Aim
Select the lines that hold the word "ylabel" and copy each one.

Source records
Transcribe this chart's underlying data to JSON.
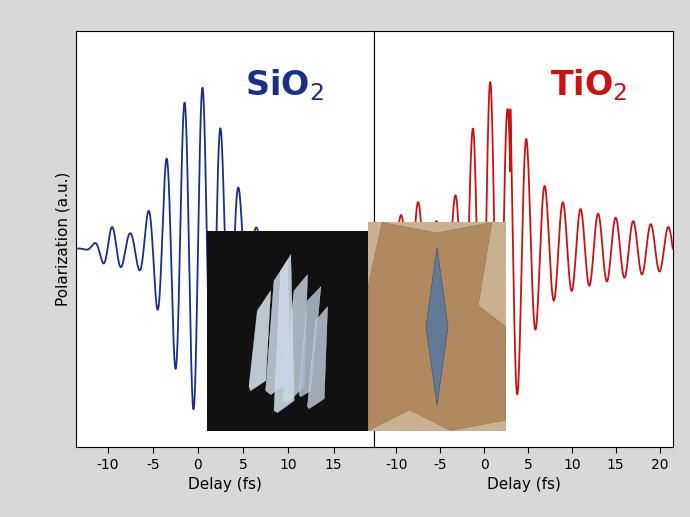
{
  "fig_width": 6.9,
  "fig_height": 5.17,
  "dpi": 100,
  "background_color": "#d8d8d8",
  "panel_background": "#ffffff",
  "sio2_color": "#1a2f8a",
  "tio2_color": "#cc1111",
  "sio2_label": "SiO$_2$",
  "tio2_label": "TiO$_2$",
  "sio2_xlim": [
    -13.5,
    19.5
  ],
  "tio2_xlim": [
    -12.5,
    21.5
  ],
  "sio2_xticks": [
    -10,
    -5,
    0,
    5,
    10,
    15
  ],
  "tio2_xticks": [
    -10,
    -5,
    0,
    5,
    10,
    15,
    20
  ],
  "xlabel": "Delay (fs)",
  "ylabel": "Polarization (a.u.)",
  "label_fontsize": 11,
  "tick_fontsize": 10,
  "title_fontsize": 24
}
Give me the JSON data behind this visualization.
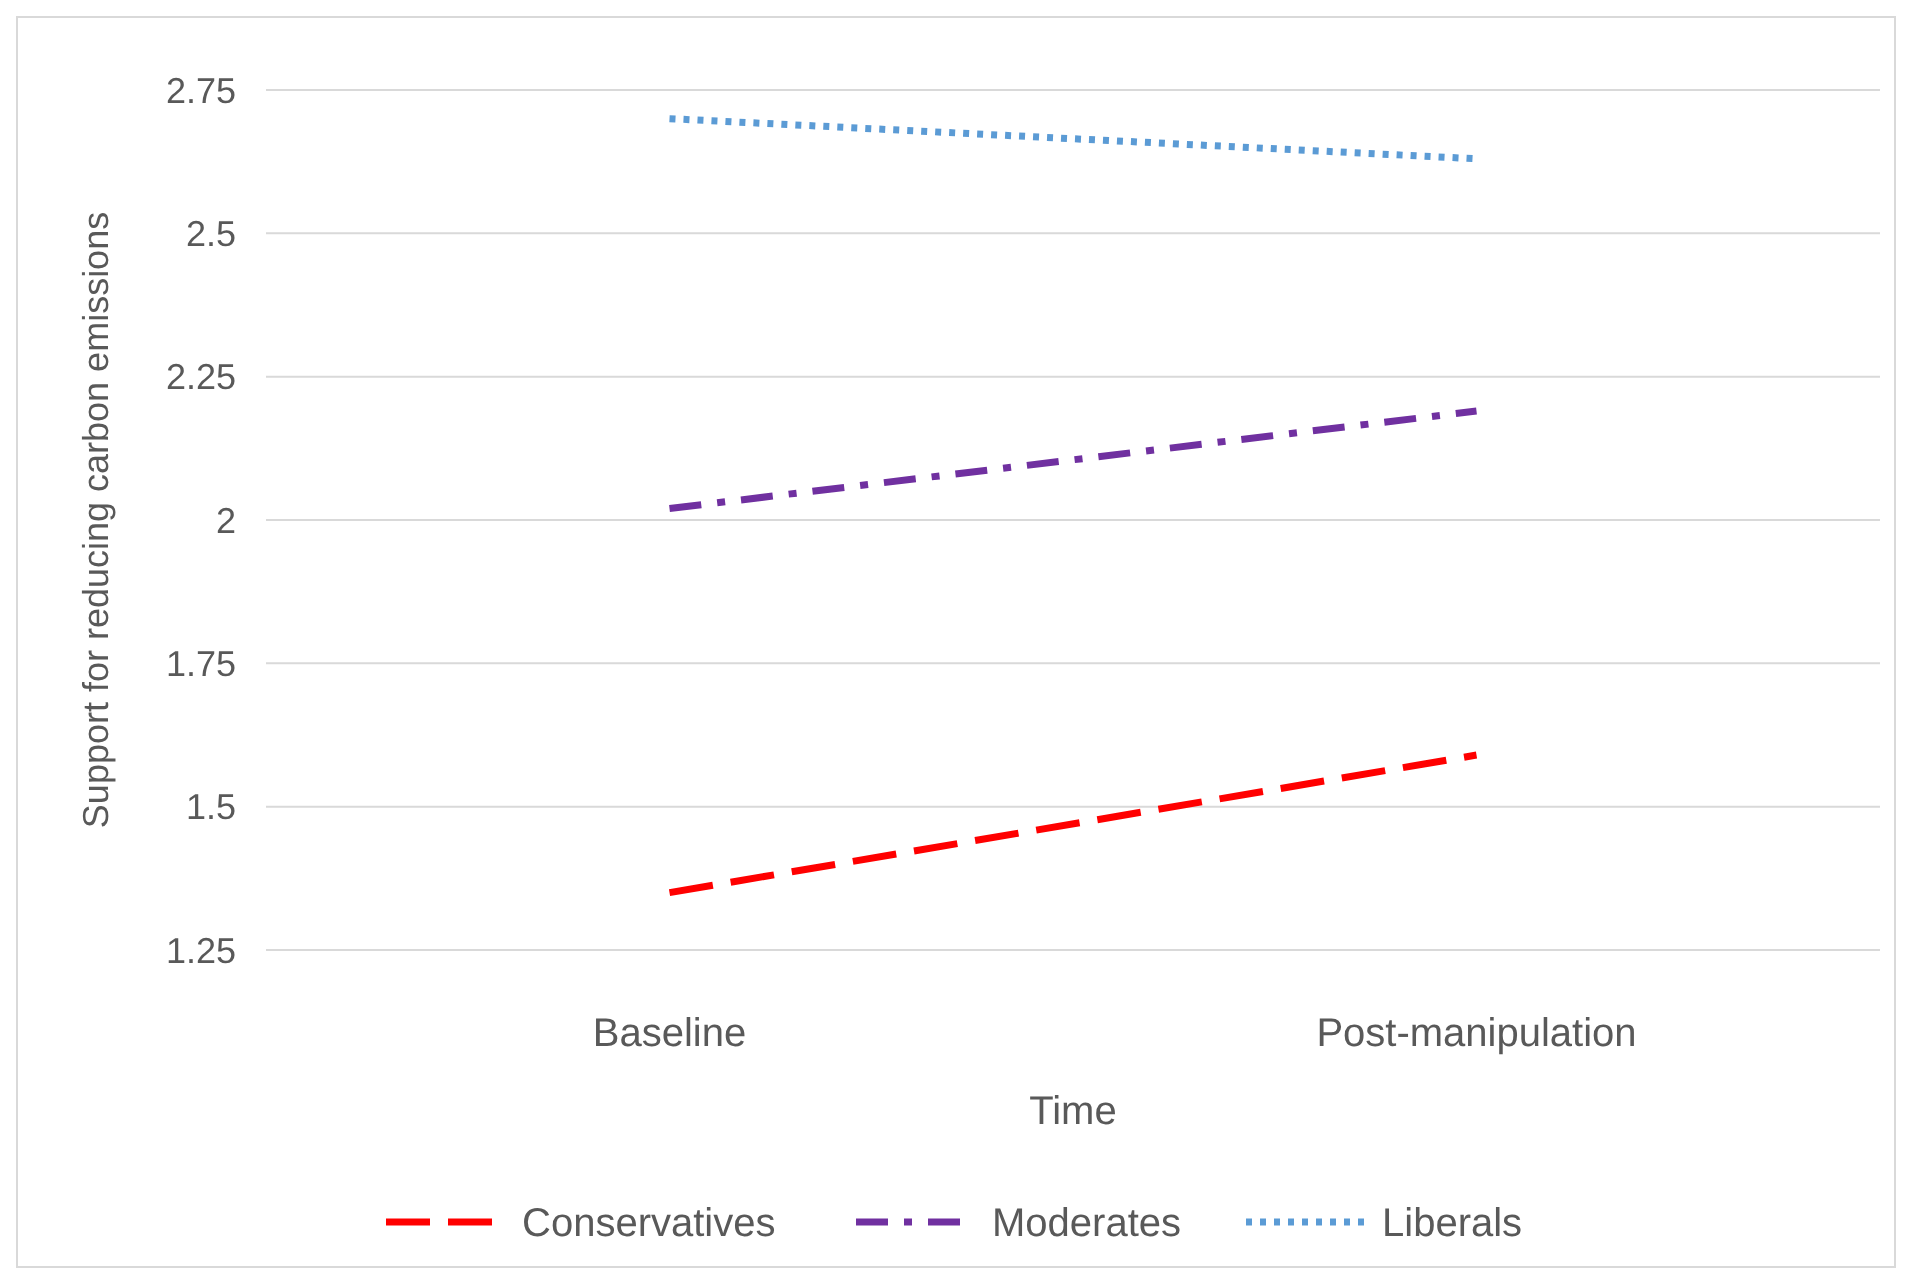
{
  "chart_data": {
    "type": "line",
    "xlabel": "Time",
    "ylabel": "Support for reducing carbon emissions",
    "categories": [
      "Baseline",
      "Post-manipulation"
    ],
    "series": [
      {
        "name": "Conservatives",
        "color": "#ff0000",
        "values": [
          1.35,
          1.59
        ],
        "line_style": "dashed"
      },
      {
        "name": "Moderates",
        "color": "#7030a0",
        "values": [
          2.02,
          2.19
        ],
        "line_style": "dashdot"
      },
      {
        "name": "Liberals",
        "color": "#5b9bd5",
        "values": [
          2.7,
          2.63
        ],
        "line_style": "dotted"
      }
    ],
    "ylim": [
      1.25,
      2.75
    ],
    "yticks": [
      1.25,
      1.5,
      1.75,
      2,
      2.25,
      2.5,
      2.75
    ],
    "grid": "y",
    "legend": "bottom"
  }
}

Answer to the exercise
  "ylabel": "Polarization (a.u.)",
    "ylabel": "Support for reducing carbon emissions",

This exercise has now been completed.